Task requirements
Quote the records that follow in full and exactly; leave out the pictures.

Data records:
........

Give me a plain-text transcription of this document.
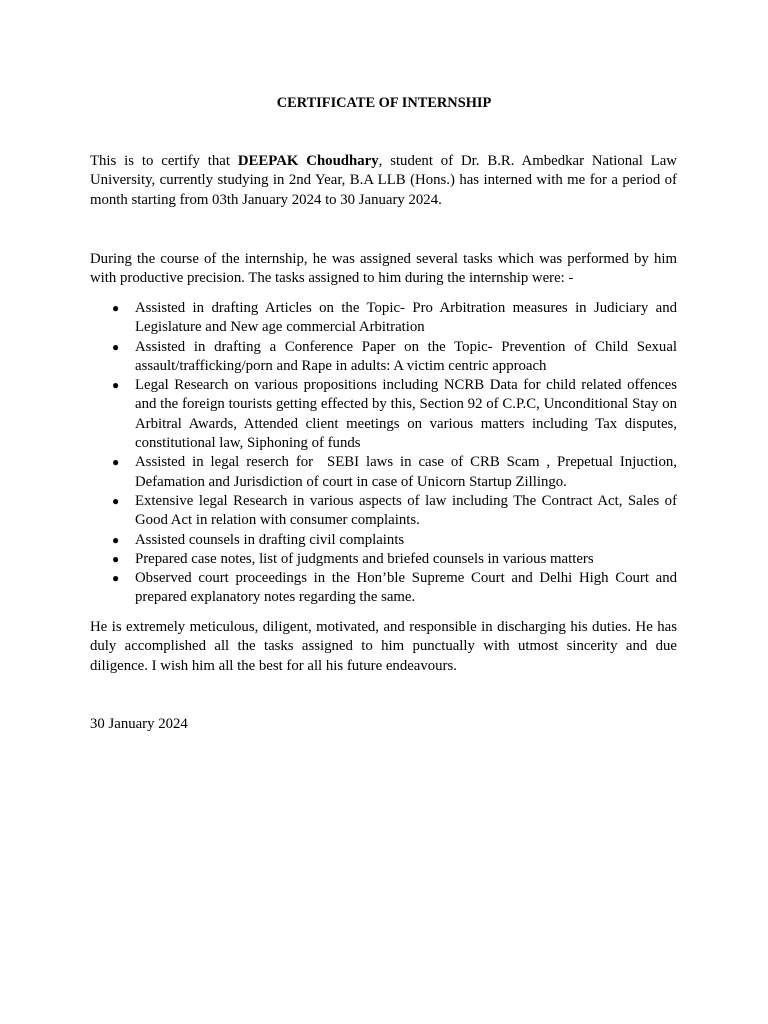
CERTIFICATE OF INTERNSHIP

This is to certify that DEEPAK Choudhary, student of Dr. B.R. Ambedkar National Law University, currently studying in 2nd Year, B.A LLB (Hons.) has interned with me for a period of month starting from 03th January 2024 to 30 January 2024.

During the course of the internship, he was assigned several tasks which was performed by him with productive precision. The tasks assigned to him during the internship were: -

● Assisted in drafting Articles on the Topic- Pro Arbitration measures in Judiciary and Legislature and New age commercial Arbitration
● Assisted in drafting a Conference Paper on the Topic- Prevention of Child Sexual assault/trafficking/porn and Rape in adults: A victim centric approach
● Legal Research on various propositions including NCRB Data for child related offences and the foreign tourists getting effected by this, Section 92 of C.P.C, Unconditional Stay on Arbitral Awards, Attended client meetings on various matters including Tax disputes, constitutional law, Siphoning of funds
● Assisted in legal reserch for  SEBI laws in case of CRB Scam , Prepetual Injuction, Defamation and Jurisdiction of court in case of Unicorn Startup Zillingo.
● Extensive legal Research in various aspects of law including The Contract Act, Sales of Good Act in relation with consumer complaints.
● Assisted counsels in drafting civil complaints
● Prepared case notes, list of judgments and briefed counsels in various matters
● Observed court proceedings in the Hon’ble Supreme Court and Delhi High Court and prepared explanatory notes regarding the same.

He is extremely meticulous, diligent, motivated, and responsible in discharging his duties. He has duly accomplished all the tasks assigned to him punctually with utmost sincerity and due diligence. I wish him all the best for all his future endeavours.

30 January 2024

........

The response
Give me a plain-text transcription of this document.
CERTIFICATE OF INTERNSHIP

This is to certify that DEEPAK Choudhary, student of Dr. B.R. Ambedkar National Law University, currently studying in 2nd Year, B.A LLB (Hons.) has interned with me for a period of month starting from 03th January 2024 to 30 January 2024.

During the course of the internship, he was assigned several tasks which was performed by him with productive precision. The tasks assigned to him during the internship were: -

● Assisted in drafting Articles on the Topic- Pro Arbitration measures in Judiciary and Legislature and New age commercial Arbitration
● Assisted in drafting a Conference Paper on the Topic- Prevention of Child Sexual assault/trafficking/porn and Rape in adults: A victim centric approach
● Legal Research on various propositions including NCRB Data for child related offences and the foreign tourists getting effected by this, Section 92 of C.P.C, Unconditional Stay on Arbitral Awards, Attended client meetings on various matters including Tax disputes, constitutional law, Siphoning of funds
● Assisted in legal reserch for  SEBI laws in case of CRB Scam , Prepetual Injuction, Defamation and Jurisdiction of court in case of Unicorn Startup Zillingo.
● Extensive legal Research in various aspects of law including The Contract Act, Sales of Good Act in relation with consumer complaints.
● Assisted counsels in drafting civil complaints
● Prepared case notes, list of judgments and briefed counsels in various matters
● Observed court proceedings in the Hon’ble Supreme Court and Delhi High Court and prepared explanatory notes regarding the same.

He is extremely meticulous, diligent, motivated, and responsible in discharging his duties. He has duly accomplished all the tasks assigned to him punctually with utmost sincerity and due diligence. I wish him all the best for all his future endeavours.

30 January 2024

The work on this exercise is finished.